THE PROBLEM: Your answer is a single number: the count of lines that contain the string "partial".

==== ENTRIES PROVIDED

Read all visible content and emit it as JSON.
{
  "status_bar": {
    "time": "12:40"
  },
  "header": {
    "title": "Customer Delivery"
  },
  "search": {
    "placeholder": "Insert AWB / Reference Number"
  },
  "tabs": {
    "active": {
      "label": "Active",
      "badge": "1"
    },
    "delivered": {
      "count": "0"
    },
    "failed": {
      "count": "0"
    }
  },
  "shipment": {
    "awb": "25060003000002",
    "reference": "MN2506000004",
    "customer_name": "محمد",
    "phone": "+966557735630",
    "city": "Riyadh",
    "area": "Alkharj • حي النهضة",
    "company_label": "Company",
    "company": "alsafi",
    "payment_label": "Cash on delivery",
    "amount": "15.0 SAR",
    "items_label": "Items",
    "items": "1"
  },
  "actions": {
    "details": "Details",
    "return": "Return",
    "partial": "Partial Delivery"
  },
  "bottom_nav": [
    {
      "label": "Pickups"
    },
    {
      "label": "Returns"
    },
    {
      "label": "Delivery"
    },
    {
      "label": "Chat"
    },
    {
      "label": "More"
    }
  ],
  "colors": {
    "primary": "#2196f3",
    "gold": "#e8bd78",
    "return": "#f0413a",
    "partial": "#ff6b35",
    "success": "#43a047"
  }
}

========

OUTPUT OF THE TASK: 2